## Given information:
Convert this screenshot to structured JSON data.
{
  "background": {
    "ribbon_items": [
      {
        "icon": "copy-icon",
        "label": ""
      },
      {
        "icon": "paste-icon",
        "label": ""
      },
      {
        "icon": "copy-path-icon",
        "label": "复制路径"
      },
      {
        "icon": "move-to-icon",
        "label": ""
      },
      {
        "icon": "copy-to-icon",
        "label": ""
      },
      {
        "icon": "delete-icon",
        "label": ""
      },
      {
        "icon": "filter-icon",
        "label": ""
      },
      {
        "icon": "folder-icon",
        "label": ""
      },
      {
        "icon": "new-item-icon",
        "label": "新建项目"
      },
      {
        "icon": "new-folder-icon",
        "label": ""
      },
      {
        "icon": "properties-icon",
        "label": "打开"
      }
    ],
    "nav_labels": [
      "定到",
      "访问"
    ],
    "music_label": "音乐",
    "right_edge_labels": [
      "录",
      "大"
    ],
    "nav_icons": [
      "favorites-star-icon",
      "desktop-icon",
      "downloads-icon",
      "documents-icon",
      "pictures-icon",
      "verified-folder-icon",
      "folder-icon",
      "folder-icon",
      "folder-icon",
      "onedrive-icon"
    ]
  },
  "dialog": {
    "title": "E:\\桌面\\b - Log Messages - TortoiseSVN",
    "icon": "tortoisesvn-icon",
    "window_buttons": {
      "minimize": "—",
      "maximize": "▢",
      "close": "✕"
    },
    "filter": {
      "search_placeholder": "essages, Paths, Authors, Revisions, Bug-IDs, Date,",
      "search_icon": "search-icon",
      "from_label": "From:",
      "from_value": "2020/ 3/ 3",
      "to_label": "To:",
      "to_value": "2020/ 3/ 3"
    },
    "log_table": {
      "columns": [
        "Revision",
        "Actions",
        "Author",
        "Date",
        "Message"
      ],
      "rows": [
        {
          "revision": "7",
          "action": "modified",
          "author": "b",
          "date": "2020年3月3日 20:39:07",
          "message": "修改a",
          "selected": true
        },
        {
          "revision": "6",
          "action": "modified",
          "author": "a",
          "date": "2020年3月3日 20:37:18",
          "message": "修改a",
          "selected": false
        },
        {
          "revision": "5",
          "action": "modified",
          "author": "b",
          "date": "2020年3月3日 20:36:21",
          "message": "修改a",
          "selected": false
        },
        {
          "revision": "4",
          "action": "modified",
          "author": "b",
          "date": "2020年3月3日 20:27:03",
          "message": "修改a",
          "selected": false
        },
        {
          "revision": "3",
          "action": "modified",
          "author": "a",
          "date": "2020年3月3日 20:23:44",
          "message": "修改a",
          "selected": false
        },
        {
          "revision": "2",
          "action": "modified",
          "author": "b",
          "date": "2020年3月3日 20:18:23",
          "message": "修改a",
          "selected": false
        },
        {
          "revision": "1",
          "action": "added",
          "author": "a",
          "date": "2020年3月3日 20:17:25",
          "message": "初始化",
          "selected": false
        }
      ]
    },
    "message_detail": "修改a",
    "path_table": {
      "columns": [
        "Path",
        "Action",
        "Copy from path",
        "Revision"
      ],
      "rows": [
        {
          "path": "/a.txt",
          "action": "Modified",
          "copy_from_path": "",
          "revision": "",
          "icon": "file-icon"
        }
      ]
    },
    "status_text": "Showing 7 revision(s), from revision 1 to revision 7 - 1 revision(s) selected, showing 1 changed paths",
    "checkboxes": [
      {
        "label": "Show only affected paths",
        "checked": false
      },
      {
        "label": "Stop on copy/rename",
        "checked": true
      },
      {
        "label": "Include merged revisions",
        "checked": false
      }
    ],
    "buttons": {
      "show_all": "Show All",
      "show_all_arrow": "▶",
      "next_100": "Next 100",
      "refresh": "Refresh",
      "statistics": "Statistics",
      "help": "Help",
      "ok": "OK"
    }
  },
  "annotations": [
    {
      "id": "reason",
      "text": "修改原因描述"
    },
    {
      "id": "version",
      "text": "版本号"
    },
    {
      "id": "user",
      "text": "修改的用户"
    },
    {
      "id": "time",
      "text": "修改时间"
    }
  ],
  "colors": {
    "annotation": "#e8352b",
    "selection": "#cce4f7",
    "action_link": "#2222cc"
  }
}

## Task statement:
Print the whole listing again, exactly.

## Expected output:
Convert this screenshot to structured JSON data.
{
  "background": {
    "ribbon_items": [
      {
        "icon": "copy-icon",
        "label": ""
      },
      {
        "icon": "paste-icon",
        "label": ""
      },
      {
        "icon": "copy-path-icon",
        "label": "复制路径"
      },
      {
        "icon": "move-to-icon",
        "label": ""
      },
      {
        "icon": "copy-to-icon",
        "label": ""
      },
      {
        "icon": "delete-icon",
        "label": ""
      },
      {
        "icon": "filter-icon",
        "label": ""
      },
      {
        "icon": "folder-icon",
        "label": ""
      },
      {
        "icon": "new-item-icon",
        "label": "新建项目"
      },
      {
        "icon": "new-folder-icon",
        "label": ""
      },
      {
        "icon": "properties-icon",
        "label": "打开"
      }
    ],
    "nav_labels": [
      "定到",
      "访问"
    ],
    "music_label": "音乐",
    "right_edge_labels": [
      "录",
      "大"
    ],
    "nav_icons": [
      "favorites-star-icon",
      "desktop-icon",
      "downloads-icon",
      "documents-icon",
      "pictures-icon",
      "verified-folder-icon",
      "folder-icon",
      "folder-icon",
      "folder-icon",
      "onedrive-icon"
    ]
  },
  "dialog": {
    "title": "E:\\桌面\\b - Log Messages - TortoiseSVN",
    "icon": "tortoisesvn-icon",
    "window_buttons": {
      "minimize": "—",
      "maximize": "▢",
      "close": "✕"
    },
    "filter": {
      "search_placeholder": "essages, Paths, Authors, Revisions, Bug-IDs, Date,",
      "search_icon": "search-icon",
      "from_label": "From:",
      "from_value": "2020/ 3/ 3",
      "to_label": "To:",
      "to_value": "2020/ 3/ 3"
    },
    "log_table": {
      "columns": [
        "Revision",
        "Actions",
        "Author",
        "Date",
        "Message"
      ],
      "rows": [
        {
          "revision": "7",
          "action": "modified",
          "author": "b",
          "date": "2020年3月3日 20:39:07",
          "message": "修改a",
          "selected": true
        },
        {
          "revision": "6",
          "action": "modified",
          "author": "a",
          "date": "2020年3月3日 20:37:18",
          "message": "修改a",
          "selected": false
        },
        {
          "revision": "5",
          "action": "modified",
          "author": "b",
          "date": "2020年3月3日 20:36:21",
          "message": "修改a",
          "selected": false
        },
        {
          "revision": "4",
          "action": "modified",
          "author": "b",
          "date": "2020年3月3日 20:27:03",
          "message": "修改a",
          "selected": false
        },
        {
          "revision": "3",
          "action": "modified",
          "author": "a",
          "date": "2020年3月3日 20:23:44",
          "message": "修改a",
          "selected": false
        },
        {
          "revision": "2",
          "action": "modified",
          "author": "b",
          "date": "2020年3月3日 20:18:23",
          "message": "修改a",
          "selected": false
        },
        {
          "revision": "1",
          "action": "added",
          "author": "a",
          "date": "2020年3月3日 20:17:25",
          "message": "初始化",
          "selected": false
        }
      ]
    },
    "message_detail": "修改a",
    "path_table": {
      "columns": [
        "Path",
        "Action",
        "Copy from path",
        "Revision"
      ],
      "rows": [
        {
          "path": "/a.txt",
          "action": "Modified",
          "copy_from_path": "",
          "revision": "",
          "icon": "file-icon"
        }
      ]
    },
    "status_text": "Showing 7 revision(s), from revision 1 to revision 7 - 1 revision(s) selected, showing 1 changed paths",
    "checkboxes": [
      {
        "label": "Show only affected paths",
        "checked": false
      },
      {
        "label": "Stop on copy/rename",
        "checked": true
      },
      {
        "label": "Include merged revisions",
        "checked": false
      }
    ],
    "buttons": {
      "show_all": "Show All",
      "show_all_arrow": "▶",
      "next_100": "Next 100",
      "refresh": "Refresh",
      "statistics": "Statistics",
      "help": "Help",
      "ok": "OK"
    }
  },
  "annotations": [
    {
      "id": "reason",
      "text": "修改原因描述"
    },
    {
      "id": "version",
      "text": "版本号"
    },
    {
      "id": "user",
      "text": "修改的用户"
    },
    {
      "id": "time",
      "text": "修改时间"
    }
  ],
  "colors": {
    "annotation": "#e8352b",
    "selection": "#cce4f7",
    "action_link": "#2222cc"
  }
}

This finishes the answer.